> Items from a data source
+++

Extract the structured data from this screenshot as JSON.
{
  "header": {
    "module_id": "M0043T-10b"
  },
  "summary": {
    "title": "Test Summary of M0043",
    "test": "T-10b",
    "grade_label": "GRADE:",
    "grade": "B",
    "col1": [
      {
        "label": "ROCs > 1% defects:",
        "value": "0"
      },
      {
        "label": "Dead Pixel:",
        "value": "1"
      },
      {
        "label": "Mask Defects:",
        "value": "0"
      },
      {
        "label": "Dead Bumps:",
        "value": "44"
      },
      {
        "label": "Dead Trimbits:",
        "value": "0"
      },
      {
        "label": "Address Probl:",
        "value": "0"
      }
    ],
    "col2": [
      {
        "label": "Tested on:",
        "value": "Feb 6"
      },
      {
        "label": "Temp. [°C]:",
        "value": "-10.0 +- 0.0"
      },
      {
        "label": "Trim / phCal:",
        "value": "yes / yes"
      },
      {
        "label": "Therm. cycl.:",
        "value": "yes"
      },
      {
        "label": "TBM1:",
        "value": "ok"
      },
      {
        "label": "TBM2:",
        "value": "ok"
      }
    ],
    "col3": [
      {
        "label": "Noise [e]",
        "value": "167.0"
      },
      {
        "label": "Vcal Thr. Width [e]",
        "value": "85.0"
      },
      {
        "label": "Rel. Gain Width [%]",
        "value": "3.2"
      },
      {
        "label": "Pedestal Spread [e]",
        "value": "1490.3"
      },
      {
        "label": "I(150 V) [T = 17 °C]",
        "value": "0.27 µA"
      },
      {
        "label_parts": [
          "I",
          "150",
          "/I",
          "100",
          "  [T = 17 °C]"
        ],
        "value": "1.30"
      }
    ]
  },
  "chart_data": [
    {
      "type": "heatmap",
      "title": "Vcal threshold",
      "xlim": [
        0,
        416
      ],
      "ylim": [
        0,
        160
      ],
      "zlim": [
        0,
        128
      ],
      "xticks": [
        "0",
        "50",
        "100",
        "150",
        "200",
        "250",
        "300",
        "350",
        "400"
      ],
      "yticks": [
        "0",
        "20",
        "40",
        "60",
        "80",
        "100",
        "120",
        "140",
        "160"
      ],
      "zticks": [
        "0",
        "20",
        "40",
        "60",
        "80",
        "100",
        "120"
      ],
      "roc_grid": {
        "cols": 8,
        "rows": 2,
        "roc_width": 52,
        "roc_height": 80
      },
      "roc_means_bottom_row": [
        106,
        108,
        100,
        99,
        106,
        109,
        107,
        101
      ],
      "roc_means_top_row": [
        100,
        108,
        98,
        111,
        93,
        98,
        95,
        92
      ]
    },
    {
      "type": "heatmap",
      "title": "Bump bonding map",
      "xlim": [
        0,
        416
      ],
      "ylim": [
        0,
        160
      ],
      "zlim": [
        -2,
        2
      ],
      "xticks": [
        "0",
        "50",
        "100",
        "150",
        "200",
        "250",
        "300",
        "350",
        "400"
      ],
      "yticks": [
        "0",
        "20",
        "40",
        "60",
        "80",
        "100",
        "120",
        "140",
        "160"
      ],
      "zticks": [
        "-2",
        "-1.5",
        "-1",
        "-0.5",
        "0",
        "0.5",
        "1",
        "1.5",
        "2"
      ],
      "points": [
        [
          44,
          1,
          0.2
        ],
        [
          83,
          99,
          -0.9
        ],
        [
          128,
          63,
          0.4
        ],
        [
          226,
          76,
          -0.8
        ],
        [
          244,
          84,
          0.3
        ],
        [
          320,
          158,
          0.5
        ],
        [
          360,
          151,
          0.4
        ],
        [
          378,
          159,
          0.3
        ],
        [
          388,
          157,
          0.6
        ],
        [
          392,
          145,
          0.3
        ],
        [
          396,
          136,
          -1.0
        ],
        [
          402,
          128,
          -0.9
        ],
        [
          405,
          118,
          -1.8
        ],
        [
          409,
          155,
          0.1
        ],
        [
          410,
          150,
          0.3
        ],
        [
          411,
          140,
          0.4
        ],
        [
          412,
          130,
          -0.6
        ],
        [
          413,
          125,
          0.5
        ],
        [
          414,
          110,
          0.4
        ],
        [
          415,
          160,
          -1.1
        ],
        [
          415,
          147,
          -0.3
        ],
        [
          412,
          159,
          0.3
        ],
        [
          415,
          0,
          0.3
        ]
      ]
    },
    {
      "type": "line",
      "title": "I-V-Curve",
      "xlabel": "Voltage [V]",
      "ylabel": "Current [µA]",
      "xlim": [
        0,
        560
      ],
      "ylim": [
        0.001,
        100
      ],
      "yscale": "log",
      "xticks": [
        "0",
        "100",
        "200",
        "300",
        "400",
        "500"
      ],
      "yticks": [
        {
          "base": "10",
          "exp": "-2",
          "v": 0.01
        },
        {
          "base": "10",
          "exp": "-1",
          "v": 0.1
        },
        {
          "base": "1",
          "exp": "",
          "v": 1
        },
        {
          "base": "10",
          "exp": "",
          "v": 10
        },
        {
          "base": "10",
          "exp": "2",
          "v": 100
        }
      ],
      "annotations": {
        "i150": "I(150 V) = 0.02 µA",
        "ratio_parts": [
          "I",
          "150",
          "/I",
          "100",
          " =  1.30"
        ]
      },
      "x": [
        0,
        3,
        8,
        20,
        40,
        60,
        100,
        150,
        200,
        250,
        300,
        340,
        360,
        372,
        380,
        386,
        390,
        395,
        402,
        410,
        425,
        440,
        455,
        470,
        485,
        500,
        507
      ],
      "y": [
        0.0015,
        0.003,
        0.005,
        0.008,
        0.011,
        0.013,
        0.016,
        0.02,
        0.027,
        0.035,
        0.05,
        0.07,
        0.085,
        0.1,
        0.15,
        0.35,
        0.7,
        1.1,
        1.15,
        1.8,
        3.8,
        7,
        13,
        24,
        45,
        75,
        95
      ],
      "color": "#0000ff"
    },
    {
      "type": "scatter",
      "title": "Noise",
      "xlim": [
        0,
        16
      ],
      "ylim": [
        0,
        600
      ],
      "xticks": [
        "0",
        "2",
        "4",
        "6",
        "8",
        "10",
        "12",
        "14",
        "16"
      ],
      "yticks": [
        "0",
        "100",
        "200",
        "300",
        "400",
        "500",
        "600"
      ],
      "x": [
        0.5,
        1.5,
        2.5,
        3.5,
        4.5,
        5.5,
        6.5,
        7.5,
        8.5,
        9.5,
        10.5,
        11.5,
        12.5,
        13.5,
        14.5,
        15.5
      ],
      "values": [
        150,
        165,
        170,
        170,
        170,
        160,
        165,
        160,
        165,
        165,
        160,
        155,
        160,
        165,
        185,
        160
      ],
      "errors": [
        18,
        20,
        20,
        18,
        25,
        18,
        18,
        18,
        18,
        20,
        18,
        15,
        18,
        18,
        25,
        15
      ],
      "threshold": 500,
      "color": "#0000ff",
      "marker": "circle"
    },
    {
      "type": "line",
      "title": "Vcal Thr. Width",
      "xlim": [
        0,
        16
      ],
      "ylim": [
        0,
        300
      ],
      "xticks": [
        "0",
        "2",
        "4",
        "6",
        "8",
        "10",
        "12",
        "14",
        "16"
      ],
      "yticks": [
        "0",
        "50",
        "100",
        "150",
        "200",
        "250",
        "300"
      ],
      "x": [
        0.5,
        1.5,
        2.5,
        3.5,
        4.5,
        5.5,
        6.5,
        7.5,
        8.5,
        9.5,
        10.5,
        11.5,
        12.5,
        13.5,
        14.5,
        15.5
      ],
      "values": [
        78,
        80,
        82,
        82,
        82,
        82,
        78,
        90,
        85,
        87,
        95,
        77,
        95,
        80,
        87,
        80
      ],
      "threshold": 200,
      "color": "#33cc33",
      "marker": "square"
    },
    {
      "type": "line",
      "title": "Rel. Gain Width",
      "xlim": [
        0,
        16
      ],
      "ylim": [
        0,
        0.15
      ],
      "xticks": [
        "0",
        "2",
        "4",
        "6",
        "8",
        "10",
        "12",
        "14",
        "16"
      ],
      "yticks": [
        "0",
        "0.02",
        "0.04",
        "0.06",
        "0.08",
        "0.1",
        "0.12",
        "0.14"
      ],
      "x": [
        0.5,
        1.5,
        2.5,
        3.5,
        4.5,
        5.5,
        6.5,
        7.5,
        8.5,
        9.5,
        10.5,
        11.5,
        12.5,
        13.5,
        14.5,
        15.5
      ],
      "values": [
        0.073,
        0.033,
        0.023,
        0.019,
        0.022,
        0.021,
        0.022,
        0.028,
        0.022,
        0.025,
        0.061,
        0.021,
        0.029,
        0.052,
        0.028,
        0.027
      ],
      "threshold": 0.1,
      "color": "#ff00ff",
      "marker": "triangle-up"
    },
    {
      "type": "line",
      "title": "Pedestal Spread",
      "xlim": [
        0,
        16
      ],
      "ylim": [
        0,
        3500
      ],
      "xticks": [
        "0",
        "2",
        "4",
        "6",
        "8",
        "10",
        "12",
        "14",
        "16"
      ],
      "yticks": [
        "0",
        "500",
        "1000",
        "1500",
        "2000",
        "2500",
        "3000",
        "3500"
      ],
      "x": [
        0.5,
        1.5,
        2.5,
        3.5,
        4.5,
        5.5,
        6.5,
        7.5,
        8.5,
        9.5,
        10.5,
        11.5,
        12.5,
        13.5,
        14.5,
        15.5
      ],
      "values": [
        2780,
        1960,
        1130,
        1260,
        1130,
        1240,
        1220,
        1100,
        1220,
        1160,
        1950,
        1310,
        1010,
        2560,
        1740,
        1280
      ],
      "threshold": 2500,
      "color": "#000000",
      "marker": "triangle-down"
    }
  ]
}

+++

> Exercise prompt
Identify and copy the lines holding the word "Gain".

> Response to the task
        "label": "Rel. Gain Width [%]",
      "title": "Rel. Gain Width",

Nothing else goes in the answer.